◆ AIM OF THE TASK:
State how many lines include "ничего", giving the number by itself.

======

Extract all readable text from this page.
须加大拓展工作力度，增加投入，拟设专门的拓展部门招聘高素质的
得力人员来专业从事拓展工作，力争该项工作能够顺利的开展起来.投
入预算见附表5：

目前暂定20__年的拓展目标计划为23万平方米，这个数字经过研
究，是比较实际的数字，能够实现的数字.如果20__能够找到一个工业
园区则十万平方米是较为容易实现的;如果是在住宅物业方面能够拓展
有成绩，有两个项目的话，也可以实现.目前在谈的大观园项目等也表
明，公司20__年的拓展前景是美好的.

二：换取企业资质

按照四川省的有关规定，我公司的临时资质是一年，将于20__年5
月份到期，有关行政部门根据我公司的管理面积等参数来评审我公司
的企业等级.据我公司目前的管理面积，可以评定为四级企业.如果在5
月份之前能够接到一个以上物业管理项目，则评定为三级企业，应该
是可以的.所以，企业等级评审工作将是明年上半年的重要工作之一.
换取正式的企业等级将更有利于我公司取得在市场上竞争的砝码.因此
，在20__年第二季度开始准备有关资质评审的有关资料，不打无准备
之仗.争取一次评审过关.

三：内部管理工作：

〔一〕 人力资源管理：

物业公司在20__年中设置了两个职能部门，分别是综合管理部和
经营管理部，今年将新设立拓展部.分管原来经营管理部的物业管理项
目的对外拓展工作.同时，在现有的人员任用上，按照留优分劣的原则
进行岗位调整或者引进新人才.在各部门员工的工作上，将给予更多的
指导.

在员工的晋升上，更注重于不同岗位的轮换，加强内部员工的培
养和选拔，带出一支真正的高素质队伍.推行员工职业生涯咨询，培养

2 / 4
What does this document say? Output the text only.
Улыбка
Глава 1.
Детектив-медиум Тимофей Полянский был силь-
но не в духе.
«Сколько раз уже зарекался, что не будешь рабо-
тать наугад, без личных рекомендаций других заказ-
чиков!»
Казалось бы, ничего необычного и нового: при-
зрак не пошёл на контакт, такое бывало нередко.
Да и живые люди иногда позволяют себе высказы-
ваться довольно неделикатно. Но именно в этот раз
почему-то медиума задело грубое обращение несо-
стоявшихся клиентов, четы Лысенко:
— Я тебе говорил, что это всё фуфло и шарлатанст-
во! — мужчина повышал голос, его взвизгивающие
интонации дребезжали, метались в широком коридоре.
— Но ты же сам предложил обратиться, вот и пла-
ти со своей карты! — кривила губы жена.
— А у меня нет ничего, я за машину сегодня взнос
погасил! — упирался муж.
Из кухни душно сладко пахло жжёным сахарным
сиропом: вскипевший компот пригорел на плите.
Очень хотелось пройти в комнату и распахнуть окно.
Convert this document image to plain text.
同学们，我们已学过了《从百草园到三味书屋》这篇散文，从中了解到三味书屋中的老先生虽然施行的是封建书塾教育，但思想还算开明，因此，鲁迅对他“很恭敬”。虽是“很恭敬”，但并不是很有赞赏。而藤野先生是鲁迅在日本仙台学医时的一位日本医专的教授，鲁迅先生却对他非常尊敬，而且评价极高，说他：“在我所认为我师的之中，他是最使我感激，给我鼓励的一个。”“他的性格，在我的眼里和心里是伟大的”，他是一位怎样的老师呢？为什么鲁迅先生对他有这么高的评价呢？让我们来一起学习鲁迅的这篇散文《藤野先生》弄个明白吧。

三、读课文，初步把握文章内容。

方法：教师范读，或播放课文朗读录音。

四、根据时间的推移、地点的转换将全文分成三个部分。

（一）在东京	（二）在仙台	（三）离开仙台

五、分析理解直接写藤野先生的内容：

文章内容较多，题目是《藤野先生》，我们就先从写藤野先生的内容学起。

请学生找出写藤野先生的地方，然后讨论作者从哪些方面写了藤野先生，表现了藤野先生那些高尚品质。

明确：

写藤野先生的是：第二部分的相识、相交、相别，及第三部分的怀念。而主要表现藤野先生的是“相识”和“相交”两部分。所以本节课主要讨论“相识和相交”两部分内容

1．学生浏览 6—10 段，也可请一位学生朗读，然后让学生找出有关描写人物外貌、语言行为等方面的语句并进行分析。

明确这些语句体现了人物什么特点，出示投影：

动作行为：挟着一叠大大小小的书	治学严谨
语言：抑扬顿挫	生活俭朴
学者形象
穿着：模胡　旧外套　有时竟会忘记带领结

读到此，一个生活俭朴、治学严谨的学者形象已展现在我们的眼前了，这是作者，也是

======

◆ OUTPUT FOR THIS TASK:
2